What you need to do: Pull out every line below that holds the word "this".

[Extracted records]
========================================

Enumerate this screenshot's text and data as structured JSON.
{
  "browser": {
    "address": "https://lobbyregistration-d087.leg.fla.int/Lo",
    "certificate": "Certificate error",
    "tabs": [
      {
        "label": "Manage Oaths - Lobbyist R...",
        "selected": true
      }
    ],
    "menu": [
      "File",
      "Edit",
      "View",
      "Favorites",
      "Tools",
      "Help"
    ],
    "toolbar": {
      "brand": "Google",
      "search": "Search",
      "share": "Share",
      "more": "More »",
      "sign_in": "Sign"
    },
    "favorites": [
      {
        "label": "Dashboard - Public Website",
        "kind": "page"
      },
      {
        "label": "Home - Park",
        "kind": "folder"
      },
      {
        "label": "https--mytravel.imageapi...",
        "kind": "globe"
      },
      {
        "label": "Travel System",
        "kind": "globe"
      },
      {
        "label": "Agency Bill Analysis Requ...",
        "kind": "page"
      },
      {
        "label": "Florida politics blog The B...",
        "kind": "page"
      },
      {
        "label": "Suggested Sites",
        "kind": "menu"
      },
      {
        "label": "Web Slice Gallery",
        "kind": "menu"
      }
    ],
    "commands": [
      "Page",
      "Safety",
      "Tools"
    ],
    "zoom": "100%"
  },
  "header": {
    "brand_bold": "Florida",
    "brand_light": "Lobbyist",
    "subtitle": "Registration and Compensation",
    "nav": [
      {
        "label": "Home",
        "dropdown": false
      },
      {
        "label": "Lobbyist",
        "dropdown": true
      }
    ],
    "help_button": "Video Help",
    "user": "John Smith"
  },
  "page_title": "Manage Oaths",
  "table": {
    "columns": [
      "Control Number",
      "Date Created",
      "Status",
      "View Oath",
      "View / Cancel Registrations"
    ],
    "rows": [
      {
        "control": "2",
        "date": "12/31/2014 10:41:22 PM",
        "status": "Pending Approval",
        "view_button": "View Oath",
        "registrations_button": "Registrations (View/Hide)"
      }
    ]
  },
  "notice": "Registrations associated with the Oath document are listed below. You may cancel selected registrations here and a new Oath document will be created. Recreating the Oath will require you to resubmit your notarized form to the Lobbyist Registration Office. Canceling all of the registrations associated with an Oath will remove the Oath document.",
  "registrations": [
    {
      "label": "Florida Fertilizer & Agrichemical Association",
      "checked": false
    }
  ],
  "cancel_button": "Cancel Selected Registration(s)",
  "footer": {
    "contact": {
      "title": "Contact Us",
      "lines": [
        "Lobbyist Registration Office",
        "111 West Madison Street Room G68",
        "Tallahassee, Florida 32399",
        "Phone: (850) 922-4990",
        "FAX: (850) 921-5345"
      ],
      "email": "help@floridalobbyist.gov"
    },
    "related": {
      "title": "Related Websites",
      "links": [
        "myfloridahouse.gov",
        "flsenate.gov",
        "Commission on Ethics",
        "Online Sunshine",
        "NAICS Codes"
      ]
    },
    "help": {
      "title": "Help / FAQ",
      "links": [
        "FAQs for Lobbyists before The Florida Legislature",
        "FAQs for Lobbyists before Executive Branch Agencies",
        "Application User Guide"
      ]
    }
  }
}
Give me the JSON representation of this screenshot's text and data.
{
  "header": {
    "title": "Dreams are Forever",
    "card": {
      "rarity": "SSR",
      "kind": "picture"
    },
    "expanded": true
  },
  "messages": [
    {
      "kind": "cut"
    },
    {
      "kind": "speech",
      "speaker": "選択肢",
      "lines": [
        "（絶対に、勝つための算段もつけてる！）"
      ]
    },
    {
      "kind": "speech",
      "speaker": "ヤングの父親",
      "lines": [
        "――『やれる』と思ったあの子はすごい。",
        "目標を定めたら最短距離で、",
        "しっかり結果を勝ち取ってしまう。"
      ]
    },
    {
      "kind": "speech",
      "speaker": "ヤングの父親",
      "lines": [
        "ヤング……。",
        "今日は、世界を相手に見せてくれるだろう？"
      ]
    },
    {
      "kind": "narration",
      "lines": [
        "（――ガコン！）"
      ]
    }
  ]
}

========================================

Finished task:
Enumerate this screenshot's text and data as structured JSON.
Give me the JSON representation of this screenshot's text and data.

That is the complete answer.